[Part of a data file]
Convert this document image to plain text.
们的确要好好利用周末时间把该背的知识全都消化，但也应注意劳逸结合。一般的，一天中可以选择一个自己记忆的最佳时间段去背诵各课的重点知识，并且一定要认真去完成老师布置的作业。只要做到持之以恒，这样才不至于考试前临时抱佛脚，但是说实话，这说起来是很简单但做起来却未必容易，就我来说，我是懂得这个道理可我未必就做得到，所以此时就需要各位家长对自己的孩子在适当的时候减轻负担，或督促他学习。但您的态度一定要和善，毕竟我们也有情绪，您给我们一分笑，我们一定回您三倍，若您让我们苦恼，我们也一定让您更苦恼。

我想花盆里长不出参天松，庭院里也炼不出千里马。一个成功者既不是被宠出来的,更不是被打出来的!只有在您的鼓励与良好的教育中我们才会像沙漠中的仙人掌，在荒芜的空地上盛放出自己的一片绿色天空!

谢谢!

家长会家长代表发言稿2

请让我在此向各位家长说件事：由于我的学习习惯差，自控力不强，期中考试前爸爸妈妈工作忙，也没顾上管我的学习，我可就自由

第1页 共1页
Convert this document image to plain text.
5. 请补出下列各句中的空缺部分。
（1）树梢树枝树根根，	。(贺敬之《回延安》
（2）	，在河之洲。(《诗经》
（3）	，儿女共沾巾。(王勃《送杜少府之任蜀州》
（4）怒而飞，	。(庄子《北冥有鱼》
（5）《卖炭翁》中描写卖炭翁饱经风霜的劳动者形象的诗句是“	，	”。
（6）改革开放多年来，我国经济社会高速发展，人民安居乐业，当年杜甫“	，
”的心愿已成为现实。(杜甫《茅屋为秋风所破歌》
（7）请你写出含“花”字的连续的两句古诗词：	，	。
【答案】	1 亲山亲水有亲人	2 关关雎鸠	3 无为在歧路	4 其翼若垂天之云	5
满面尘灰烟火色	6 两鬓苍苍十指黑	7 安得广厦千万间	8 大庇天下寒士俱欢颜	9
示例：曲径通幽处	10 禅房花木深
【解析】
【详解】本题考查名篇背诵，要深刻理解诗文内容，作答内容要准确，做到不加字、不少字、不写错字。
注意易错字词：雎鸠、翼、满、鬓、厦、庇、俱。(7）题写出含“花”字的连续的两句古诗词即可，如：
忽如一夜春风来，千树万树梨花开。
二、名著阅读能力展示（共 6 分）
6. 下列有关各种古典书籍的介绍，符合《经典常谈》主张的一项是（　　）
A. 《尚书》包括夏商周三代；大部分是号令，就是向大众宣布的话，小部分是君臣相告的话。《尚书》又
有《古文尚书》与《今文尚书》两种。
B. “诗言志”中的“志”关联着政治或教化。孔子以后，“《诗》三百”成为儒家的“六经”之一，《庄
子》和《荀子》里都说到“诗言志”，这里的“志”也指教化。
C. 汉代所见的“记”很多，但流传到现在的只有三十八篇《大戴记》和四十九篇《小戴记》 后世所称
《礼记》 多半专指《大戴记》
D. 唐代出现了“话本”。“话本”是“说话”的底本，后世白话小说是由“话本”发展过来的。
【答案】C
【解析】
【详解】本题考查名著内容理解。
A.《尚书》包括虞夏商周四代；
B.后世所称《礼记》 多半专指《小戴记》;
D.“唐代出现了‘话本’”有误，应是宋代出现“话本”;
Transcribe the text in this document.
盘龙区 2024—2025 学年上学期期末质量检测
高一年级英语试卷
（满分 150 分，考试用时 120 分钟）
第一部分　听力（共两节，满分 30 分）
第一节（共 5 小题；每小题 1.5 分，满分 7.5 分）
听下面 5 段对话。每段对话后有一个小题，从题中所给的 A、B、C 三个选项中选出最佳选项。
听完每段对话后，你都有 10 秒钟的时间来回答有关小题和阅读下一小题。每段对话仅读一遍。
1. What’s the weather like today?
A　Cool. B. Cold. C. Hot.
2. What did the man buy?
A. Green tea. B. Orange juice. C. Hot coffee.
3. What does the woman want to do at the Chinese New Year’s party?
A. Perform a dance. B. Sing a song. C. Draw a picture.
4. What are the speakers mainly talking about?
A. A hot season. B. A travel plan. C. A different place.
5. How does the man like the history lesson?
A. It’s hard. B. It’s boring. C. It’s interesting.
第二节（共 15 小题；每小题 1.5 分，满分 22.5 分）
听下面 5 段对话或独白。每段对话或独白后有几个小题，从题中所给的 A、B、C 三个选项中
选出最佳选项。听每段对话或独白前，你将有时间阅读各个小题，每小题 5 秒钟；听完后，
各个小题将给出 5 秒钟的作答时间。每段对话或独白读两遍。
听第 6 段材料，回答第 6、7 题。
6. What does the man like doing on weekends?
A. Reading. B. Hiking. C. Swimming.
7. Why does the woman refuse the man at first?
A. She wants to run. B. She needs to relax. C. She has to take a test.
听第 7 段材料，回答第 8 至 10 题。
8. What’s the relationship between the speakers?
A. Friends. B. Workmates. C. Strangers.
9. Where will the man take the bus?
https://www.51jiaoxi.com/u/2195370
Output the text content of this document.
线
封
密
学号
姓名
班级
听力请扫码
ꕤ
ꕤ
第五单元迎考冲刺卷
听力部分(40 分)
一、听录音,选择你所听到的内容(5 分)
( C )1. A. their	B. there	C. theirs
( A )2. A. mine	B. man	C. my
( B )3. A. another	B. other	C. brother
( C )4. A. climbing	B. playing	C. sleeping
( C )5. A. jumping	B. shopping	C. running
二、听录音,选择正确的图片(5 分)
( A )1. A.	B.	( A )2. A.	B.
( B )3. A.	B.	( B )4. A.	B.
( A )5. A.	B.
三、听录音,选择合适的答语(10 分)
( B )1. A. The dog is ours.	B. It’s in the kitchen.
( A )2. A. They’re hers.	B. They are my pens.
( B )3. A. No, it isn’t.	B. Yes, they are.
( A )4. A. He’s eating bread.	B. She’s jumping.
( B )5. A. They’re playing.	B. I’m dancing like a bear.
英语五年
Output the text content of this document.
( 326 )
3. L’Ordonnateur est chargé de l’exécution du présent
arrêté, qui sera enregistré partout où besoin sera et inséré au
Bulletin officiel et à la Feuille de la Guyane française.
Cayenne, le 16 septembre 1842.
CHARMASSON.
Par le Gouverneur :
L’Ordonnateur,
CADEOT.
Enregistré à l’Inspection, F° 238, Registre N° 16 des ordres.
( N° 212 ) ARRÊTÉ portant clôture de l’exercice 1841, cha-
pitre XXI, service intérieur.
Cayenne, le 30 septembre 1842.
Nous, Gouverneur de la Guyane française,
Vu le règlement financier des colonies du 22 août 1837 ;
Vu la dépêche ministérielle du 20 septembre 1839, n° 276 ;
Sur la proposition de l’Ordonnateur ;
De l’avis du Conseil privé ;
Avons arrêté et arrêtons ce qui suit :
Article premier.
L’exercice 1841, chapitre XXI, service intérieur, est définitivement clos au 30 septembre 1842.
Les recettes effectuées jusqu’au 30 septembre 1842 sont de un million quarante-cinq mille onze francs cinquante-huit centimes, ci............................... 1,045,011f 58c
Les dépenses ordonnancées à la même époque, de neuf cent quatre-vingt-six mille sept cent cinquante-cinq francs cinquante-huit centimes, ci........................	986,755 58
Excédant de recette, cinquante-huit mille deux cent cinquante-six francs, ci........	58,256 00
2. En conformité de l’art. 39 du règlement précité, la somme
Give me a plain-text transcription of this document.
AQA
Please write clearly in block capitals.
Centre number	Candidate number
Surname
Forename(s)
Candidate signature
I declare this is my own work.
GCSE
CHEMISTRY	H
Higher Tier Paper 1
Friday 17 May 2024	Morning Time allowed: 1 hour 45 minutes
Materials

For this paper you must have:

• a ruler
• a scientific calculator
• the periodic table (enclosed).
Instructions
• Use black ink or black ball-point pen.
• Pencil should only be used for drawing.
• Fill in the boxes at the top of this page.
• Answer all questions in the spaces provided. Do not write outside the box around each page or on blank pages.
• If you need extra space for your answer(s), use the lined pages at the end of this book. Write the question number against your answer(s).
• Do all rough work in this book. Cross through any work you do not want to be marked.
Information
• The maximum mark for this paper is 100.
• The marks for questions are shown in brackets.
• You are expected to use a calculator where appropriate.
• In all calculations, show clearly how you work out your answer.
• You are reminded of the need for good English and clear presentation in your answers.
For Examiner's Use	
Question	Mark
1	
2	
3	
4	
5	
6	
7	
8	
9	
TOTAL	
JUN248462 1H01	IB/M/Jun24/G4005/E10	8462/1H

REQUEST: Scan the listing above and identify each line holding the string "centimes"; copy every such line.

OUTPUT BELOW:
Les recettes effectuées jusqu’au 30 septembre 1842 sont de un million quarante-cinq mille onze francs cinquante-huit centimes, ci............................... 1,045,011f 58c
Les dépenses ordonnancées à la même époque, de neuf cent quatre-vingt-six mille sept cent cinquante-cinq francs cinquante-huit centimes, ci........................	986,755 58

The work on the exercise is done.